→ What you are asked to do:
The records below should be written out again, exactly.

Start of Supplied material

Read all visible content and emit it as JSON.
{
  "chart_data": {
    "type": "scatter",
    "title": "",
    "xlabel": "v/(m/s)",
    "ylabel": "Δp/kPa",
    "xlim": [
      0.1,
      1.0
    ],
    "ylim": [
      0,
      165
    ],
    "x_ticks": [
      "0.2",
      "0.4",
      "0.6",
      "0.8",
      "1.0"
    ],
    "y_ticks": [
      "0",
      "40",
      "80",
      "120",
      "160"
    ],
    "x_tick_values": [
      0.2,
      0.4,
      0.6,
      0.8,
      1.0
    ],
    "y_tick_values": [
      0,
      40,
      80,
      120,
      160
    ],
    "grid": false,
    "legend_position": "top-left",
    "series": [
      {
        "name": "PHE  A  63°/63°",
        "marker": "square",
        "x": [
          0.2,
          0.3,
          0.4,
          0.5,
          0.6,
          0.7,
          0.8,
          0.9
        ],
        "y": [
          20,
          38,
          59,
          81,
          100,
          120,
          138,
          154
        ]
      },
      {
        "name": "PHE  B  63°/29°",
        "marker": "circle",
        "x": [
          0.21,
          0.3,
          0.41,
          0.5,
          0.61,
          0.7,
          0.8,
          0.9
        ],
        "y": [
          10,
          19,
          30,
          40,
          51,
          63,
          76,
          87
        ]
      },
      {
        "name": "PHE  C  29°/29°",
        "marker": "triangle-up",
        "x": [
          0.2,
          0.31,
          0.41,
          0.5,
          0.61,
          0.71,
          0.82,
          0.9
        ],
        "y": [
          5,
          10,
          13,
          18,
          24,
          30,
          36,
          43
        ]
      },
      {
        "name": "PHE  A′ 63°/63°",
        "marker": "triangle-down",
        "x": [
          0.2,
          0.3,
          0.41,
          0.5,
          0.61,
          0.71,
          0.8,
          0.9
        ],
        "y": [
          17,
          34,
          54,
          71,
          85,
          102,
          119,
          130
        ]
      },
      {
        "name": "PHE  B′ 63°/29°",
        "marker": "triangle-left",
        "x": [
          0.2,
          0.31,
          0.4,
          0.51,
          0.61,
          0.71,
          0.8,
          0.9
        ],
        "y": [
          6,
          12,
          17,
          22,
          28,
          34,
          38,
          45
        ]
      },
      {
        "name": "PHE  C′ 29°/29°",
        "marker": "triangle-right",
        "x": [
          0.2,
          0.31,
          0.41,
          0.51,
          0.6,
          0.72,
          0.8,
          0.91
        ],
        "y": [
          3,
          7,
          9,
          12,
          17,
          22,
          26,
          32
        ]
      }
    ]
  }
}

End of Supplied material

→ The result:
Read all visible content and emit it as JSON.
{
  "chart_data": {
    "type": "scatter",
    "title": "",
    "xlabel": "v/(m/s)",
    "ylabel": "Δp/kPa",
    "xlim": [
      0.1,
      1.0
    ],
    "ylim": [
      0,
      165
    ],
    "x_ticks": [
      "0.2",
      "0.4",
      "0.6",
      "0.8",
      "1.0"
    ],
    "y_ticks": [
      "0",
      "40",
      "80",
      "120",
      "160"
    ],
    "x_tick_values": [
      0.2,
      0.4,
      0.6,
      0.8,
      1.0
    ],
    "y_tick_values": [
      0,
      40,
      80,
      120,
      160
    ],
    "grid": false,
    "legend_position": "top-left",
    "series": [
      {
        "name": "PHE  A  63°/63°",
        "marker": "square",
        "x": [
          0.2,
          0.3,
          0.4,
          0.5,
          0.6,
          0.7,
          0.8,
          0.9
        ],
        "y": [
          20,
          38,
          59,
          81,
          100,
          120,
          138,
          154
        ]
      },
      {
        "name": "PHE  B  63°/29°",
        "marker": "circle",
        "x": [
          0.21,
          0.3,
          0.41,
          0.5,
          0.61,
          0.7,
          0.8,
          0.9
        ],
        "y": [
          10,
          19,
          30,
          40,
          51,
          63,
          76,
          87
        ]
      },
      {
        "name": "PHE  C  29°/29°",
        "marker": "triangle-up",
        "x": [
          0.2,
          0.31,
          0.41,
          0.5,
          0.61,
          0.71,
          0.82,
          0.9
        ],
        "y": [
          5,
          10,
          13,
          18,
          24,
          30,
          36,
          43
        ]
      },
      {
        "name": "PHE  A′ 63°/63°",
        "marker": "triangle-down",
        "x": [
          0.2,
          0.3,
          0.41,
          0.5,
          0.61,
          0.71,
          0.8,
          0.9
        ],
        "y": [
          17,
          34,
          54,
          71,
          85,
          102,
          119,
          130
        ]
      },
      {
        "name": "PHE  B′ 63°/29°",
        "marker": "triangle-left",
        "x": [
          0.2,
          0.31,
          0.4,
          0.51,
          0.61,
          0.71,
          0.8,
          0.9
        ],
        "y": [
          6,
          12,
          17,
          22,
          28,
          34,
          38,
          45
        ]
      },
      {
        "name": "PHE  C′ 29°/29°",
        "marker": "triangle-right",
        "x": [
          0.2,
          0.31,
          0.41,
          0.51,
          0.6,
          0.72,
          0.8,
          0.91
        ],
        "y": [
          3,
          7,
          9,
          12,
          17,
          22,
          26,
          32
        ]
      }
    ]
  }
}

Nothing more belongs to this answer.